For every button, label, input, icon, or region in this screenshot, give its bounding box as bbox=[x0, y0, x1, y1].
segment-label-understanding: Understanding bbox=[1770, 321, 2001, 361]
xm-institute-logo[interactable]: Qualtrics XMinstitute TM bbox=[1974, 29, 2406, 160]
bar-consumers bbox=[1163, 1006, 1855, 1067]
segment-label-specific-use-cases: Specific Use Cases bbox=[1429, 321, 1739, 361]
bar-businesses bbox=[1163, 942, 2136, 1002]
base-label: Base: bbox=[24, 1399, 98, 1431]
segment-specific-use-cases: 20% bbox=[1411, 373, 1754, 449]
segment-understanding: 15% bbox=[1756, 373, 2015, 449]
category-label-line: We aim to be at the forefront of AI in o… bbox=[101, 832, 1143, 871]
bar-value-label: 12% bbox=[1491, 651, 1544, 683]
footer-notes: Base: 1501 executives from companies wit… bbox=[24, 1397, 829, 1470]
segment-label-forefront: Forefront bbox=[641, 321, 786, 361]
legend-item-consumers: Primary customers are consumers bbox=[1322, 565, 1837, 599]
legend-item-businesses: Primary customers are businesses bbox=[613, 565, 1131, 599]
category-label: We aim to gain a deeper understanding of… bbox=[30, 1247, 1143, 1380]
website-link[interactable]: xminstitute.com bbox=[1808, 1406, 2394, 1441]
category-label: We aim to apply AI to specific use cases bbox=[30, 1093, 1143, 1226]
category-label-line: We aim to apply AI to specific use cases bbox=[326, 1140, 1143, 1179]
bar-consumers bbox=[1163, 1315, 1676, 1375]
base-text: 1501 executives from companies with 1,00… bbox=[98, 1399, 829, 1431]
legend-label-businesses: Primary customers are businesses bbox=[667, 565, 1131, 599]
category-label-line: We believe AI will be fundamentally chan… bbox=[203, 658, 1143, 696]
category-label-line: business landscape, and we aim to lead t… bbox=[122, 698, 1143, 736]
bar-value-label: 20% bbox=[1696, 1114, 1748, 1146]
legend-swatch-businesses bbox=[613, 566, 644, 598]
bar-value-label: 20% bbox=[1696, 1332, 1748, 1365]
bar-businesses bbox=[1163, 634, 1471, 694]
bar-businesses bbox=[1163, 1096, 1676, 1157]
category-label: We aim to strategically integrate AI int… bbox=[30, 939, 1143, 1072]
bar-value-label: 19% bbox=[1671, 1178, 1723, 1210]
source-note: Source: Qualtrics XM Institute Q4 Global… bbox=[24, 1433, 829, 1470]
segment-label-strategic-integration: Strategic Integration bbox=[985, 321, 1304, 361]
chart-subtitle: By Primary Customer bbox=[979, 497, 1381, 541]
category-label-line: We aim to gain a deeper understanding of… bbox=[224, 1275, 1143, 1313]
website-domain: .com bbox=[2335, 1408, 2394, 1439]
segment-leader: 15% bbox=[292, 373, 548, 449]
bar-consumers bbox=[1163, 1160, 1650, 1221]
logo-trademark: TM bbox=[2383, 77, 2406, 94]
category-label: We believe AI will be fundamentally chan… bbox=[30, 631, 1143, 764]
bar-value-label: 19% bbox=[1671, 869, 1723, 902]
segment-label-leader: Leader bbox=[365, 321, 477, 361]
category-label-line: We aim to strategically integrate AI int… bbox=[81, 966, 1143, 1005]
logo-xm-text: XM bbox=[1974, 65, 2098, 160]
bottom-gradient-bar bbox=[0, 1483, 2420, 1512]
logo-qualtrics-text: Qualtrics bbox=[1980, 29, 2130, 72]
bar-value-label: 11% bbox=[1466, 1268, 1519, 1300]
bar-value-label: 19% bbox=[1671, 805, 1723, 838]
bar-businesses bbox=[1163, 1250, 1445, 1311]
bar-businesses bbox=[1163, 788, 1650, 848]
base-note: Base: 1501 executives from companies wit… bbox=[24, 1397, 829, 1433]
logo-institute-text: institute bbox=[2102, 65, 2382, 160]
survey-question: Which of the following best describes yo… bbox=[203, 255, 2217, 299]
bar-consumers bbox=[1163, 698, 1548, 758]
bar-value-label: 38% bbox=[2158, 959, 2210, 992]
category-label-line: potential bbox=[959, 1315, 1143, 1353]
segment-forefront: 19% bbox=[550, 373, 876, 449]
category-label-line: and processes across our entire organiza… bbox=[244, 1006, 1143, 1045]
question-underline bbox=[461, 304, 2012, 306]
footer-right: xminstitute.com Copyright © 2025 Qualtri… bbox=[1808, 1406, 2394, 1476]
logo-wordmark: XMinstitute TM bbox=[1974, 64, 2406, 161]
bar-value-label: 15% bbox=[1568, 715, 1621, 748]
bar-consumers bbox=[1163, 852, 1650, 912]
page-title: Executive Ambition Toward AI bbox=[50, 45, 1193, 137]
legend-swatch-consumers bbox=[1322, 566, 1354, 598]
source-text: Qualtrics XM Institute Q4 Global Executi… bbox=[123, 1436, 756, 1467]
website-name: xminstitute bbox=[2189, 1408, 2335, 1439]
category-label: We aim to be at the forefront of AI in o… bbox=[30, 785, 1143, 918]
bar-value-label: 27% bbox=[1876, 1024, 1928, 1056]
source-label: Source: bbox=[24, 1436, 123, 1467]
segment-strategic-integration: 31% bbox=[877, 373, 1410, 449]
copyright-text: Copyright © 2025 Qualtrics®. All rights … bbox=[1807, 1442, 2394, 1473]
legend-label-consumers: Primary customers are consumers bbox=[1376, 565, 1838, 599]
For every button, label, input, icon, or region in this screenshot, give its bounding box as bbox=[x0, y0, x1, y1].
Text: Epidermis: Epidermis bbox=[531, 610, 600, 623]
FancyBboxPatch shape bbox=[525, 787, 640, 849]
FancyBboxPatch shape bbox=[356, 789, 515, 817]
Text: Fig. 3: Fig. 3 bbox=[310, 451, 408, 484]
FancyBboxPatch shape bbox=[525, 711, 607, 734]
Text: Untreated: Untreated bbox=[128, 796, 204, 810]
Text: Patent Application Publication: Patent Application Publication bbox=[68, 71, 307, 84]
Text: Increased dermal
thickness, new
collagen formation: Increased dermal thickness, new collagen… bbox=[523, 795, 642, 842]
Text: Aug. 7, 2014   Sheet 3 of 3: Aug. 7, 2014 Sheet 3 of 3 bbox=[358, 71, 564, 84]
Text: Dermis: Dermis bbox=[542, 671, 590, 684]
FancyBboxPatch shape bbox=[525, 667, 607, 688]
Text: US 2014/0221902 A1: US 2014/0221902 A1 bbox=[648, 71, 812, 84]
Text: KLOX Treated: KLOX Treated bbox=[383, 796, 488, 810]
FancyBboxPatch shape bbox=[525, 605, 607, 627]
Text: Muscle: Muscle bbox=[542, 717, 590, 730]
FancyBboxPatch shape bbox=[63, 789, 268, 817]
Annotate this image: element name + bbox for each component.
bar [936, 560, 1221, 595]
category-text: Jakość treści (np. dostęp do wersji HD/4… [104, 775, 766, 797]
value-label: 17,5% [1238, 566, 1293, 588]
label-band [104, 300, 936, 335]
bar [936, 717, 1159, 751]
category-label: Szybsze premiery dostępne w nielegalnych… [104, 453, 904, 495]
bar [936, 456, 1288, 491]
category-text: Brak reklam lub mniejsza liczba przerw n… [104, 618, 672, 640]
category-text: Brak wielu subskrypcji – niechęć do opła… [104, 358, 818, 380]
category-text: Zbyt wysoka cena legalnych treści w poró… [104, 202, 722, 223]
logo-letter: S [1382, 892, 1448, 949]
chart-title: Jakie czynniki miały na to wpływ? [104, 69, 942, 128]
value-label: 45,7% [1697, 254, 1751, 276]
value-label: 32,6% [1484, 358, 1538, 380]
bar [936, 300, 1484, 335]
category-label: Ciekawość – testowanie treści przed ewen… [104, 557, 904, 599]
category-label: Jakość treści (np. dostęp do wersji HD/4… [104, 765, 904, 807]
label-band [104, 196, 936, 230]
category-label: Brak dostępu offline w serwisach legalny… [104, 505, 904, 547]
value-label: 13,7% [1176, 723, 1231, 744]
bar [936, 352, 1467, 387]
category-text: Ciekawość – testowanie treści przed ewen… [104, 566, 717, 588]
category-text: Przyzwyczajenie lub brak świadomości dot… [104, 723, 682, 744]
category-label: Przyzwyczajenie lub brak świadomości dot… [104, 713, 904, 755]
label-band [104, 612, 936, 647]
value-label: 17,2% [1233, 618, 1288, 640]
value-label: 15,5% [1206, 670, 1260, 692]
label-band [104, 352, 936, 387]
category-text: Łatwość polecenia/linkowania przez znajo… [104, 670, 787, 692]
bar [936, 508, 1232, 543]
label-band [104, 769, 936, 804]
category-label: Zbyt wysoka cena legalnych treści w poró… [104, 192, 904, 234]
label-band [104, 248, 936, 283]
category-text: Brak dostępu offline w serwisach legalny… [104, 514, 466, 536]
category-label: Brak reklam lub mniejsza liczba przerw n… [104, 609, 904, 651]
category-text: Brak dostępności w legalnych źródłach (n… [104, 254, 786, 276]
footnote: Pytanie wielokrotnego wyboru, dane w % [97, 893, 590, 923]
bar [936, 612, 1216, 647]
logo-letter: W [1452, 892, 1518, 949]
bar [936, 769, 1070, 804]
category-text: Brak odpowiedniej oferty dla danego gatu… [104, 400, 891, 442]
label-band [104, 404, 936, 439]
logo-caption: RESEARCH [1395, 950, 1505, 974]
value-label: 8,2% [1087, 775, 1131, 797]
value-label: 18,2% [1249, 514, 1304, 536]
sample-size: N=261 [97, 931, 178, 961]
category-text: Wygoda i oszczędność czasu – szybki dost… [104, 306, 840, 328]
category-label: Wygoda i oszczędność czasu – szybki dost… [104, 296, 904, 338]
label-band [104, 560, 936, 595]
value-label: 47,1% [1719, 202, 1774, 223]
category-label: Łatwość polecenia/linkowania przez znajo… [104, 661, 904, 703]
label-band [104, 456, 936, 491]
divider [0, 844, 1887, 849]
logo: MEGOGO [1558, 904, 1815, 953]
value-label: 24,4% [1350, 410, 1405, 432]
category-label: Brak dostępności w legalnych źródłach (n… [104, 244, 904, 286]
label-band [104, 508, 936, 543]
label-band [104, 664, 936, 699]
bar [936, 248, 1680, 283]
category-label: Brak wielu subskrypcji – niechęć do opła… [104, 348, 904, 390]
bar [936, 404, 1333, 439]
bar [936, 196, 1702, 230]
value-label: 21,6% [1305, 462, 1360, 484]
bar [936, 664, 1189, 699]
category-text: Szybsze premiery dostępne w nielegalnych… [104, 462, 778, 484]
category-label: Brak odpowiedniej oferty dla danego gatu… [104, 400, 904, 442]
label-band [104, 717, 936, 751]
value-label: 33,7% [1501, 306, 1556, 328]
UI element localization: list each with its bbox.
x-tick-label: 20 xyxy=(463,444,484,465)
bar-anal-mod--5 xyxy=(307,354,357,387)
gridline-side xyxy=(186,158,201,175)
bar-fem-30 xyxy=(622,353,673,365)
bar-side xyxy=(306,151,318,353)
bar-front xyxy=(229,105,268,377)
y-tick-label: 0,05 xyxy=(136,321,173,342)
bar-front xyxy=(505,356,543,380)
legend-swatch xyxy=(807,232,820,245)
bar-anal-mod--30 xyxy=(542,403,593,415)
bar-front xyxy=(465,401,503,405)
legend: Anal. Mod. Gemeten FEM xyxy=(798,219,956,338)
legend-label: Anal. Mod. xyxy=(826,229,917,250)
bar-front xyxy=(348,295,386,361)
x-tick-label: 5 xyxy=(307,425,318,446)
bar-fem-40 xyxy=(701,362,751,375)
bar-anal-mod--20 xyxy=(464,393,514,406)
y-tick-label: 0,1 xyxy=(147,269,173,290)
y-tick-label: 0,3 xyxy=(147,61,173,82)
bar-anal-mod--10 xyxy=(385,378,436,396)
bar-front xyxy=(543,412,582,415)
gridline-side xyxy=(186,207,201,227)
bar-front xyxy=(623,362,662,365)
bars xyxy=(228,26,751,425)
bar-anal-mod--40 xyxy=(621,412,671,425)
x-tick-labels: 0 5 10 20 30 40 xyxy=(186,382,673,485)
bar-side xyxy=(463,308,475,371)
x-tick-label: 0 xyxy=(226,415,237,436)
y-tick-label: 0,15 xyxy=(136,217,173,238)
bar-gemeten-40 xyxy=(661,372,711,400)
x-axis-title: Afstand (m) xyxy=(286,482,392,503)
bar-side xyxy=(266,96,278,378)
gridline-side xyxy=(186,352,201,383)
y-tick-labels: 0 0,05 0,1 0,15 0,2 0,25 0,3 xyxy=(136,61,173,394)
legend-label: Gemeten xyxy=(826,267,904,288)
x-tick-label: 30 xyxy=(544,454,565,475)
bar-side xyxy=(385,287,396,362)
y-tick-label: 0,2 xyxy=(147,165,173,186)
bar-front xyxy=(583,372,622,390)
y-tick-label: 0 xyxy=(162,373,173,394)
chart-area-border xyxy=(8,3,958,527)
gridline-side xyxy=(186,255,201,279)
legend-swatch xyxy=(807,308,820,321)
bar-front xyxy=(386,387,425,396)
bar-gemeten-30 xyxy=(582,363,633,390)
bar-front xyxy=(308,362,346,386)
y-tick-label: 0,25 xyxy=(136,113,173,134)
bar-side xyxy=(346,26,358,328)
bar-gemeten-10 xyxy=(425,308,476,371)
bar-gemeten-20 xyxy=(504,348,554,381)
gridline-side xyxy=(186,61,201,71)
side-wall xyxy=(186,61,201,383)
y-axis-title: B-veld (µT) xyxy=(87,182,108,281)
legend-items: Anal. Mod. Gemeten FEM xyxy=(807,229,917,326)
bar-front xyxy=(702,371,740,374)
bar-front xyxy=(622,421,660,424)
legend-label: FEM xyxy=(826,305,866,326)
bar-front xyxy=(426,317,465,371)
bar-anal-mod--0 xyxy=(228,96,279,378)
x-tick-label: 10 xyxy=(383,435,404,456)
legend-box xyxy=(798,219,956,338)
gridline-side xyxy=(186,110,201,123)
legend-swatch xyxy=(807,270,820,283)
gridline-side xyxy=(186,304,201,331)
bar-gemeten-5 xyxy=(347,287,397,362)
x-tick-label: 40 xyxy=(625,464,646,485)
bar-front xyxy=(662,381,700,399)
——————————
## GOAL
Copy the records line for line, from the first line through the line containing "bar-consumers bbox=[1163, 1006, 1855, 1067]", and give only those lines.

## RESULT
For every button, label, input, icon, or region in this screenshot, give its bounding box as bbox=[x0, y0, x1, y1].
segment-label-understanding: Understanding bbox=[1770, 321, 2001, 361]
xm-institute-logo[interactable]: Qualtrics XMinstitute TM bbox=[1974, 29, 2406, 160]
bar-consumers bbox=[1163, 1006, 1855, 1067]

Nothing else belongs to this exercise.